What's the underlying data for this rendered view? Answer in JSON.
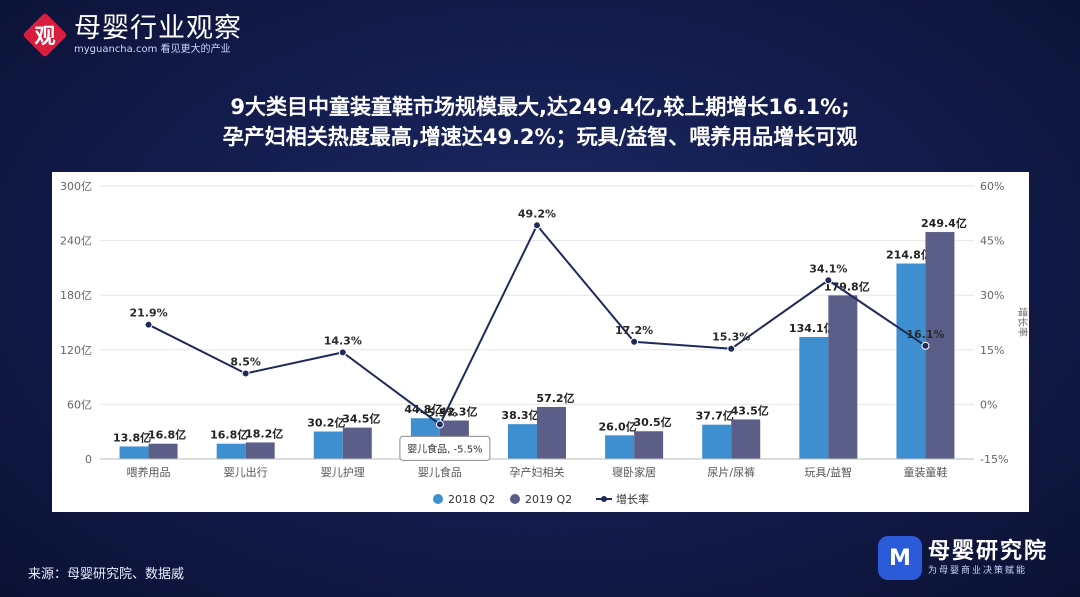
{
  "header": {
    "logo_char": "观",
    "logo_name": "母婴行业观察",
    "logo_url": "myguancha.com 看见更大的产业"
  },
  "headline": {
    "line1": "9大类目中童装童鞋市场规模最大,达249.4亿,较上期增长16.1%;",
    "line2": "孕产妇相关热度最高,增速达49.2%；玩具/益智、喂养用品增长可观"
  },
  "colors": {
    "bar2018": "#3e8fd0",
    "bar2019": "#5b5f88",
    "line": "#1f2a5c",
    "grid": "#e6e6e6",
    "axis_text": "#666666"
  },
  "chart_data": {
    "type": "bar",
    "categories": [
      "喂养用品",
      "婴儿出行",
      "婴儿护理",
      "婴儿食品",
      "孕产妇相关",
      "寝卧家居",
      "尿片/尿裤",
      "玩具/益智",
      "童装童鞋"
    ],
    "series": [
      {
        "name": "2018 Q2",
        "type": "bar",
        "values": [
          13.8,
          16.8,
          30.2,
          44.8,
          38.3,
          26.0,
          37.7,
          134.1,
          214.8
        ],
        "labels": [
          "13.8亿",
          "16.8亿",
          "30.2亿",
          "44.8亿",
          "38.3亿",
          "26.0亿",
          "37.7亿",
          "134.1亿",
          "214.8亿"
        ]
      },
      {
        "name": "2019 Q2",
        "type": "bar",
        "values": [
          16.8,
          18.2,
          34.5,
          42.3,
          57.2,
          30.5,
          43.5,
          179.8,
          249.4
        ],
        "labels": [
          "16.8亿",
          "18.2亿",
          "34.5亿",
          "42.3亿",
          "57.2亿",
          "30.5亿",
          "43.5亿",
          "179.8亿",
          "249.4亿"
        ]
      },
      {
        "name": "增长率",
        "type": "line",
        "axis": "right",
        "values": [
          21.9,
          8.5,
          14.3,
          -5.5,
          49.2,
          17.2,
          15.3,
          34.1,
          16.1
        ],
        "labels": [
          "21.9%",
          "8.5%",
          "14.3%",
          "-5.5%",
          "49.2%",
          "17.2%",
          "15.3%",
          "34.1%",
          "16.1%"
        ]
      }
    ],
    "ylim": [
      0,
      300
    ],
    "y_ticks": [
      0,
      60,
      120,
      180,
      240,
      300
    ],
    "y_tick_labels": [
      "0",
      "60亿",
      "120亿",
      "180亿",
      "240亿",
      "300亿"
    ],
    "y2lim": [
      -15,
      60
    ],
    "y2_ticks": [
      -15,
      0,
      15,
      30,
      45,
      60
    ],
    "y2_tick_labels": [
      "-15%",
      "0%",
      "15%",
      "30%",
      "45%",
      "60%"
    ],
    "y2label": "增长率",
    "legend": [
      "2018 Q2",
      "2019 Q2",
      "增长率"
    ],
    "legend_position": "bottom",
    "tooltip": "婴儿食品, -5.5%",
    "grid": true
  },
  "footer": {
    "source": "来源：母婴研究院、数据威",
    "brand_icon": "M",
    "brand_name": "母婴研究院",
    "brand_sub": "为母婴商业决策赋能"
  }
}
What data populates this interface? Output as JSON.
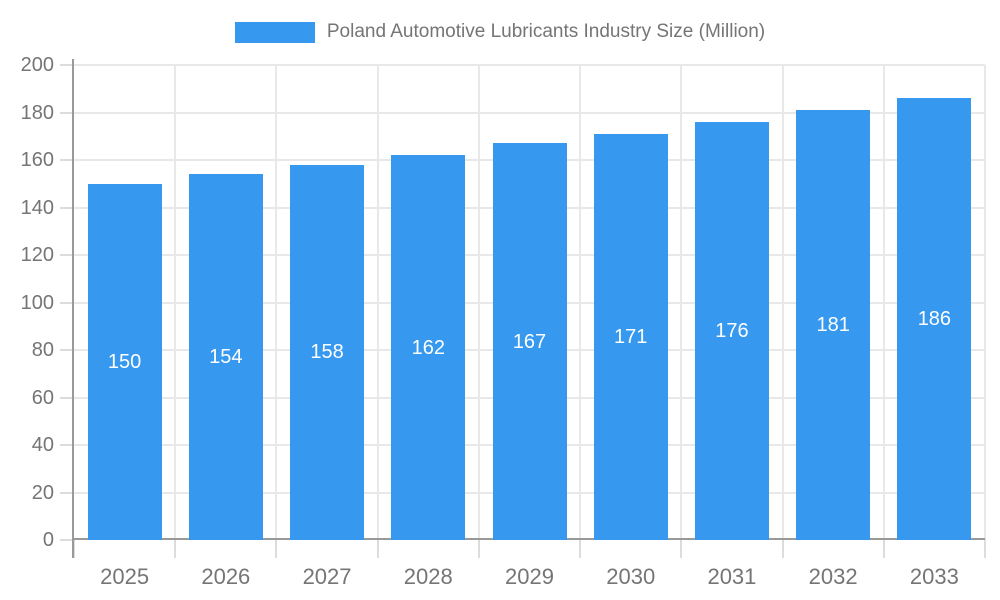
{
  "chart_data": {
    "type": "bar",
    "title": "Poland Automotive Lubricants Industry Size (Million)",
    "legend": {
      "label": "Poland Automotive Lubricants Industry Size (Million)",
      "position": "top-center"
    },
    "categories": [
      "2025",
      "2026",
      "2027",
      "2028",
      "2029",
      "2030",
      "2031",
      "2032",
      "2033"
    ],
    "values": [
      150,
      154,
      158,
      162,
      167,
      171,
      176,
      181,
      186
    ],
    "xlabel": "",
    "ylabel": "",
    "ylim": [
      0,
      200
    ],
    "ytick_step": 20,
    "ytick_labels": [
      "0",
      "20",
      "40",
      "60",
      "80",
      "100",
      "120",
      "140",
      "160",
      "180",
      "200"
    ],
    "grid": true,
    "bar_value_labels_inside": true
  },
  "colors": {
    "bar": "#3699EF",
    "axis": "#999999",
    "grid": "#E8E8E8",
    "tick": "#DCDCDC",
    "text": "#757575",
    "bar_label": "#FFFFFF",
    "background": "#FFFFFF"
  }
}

•••••

Your instructions: Retype the whole listing exactly and leave the pictures out.

Task solution:
What's the underlying data for this rendered view? Answer in JSON.
{
  "header": {
    "logo_char": "观",
    "logo_name": "母婴行业观察",
    "logo_url": "myguancha.com 看见更大的产业"
  },
  "headline": {
    "line1": "9大类目中童装童鞋市场规模最大,达249.4亿,较上期增长16.1%;",
    "line2": "孕产妇相关热度最高,增速达49.2%；玩具/益智、喂养用品增长可观"
  },
  "colors": {
    "bar2018": "#3e8fd0",
    "bar2019": "#5b5f88",
    "line": "#1f2a5c",
    "grid": "#e6e6e6",
    "axis_text": "#666666"
  },
  "chart_data": {
    "type": "bar",
    "categories": [
      "喂养用品",
      "婴儿出行",
      "婴儿护理",
      "婴儿食品",
      "孕产妇相关",
      "寝卧家居",
      "尿片/尿裤",
      "玩具/益智",
      "童装童鞋"
    ],
    "series": [
      {
        "name": "2018 Q2",
        "type": "bar",
        "values": [
          13.8,
          16.8,
          30.2,
          44.8,
          38.3,
          26.0,
          37.7,
          134.1,
          214.8
        ],
        "labels": [
          "13.8亿",
          "16.8亿",
          "30.2亿",
          "44.8亿",
          "38.3亿",
          "26.0亿",
          "37.7亿",
          "134.1亿",
          "214.8亿"
        ]
      },
      {
        "name": "2019 Q2",
        "type": "bar",
        "values": [
          16.8,
          18.2,
          34.5,
          42.3,
          57.2,
          30.5,
          43.5,
          179.8,
          249.4
        ],
        "labels": [
          "16.8亿",
          "18.2亿",
          "34.5亿",
          "42.3亿",
          "57.2亿",
          "30.5亿",
          "43.5亿",
          "179.8亿",
          "249.4亿"
        ]
      },
      {
        "name": "增长率",
        "type": "line",
        "axis": "right",
        "values": [
          21.9,
          8.5,
          14.3,
          -5.5,
          49.2,
          17.2,
          15.3,
          34.1,
          16.1
        ],
        "labels": [
          "21.9%",
          "8.5%",
          "14.3%",
          "-5.5%",
          "49.2%",
          "17.2%",
          "15.3%",
          "34.1%",
          "16.1%"
        ]
      }
    ],
    "ylim": [
      0,
      300
    ],
    "y_ticks": [
      0,
      60,
      120,
      180,
      240,
      300
    ],
    "y_tick_labels": [
      "0",
      "60亿",
      "120亿",
      "180亿",
      "240亿",
      "300亿"
    ],
    "y2lim": [
      -15,
      60
    ],
    "y2_ticks": [
      -15,
      0,
      15,
      30,
      45,
      60
    ],
    "y2_tick_labels": [
      "-15%",
      "0%",
      "15%",
      "30%",
      "45%",
      "60%"
    ],
    "y2label": "增长率",
    "legend": [
      "2018 Q2",
      "2019 Q2",
      "增长率"
    ],
    "legend_position": "bottom",
    "tooltip": "婴儿食品, -5.5%",
    "grid": true
  },
  "footer": {
    "source": "来源：母婴研究院、数据威",
    "brand_icon": "M",
    "brand_name": "母婴研究院",
    "brand_sub": "为母婴商业决策赋能"
  }
}
What data populates this interface? Output as JSON.
{
  "chart_data": {
    "type": "bar",
    "title": "Poland Automotive Lubricants Industry Size (Million)",
    "legend": {
      "label": "Poland Automotive Lubricants Industry Size (Million)",
      "position": "top-center"
    },
    "categories": [
      "2025",
      "2026",
      "2027",
      "2028",
      "2029",
      "2030",
      "2031",
      "2032",
      "2033"
    ],
    "values": [
      150,
      154,
      158,
      162,
      167,
      171,
      176,
      181,
      186
    ],
    "xlabel": "",
    "ylabel": "",
    "ylim": [
      0,
      200
    ],
    "ytick_step": 20,
    "ytick_labels": [
      "0",
      "20",
      "40",
      "60",
      "80",
      "100",
      "120",
      "140",
      "160",
      "180",
      "200"
    ],
    "grid": true,
    "bar_value_labels_inside": true
  },
  "colors": {
    "bar": "#3699EF",
    "axis": "#999999",
    "grid": "#E8E8E8",
    "tick": "#DCDCDC",
    "text": "#757575",
    "bar_label": "#FFFFFF",
    "background": "#FFFFFF"
  }
}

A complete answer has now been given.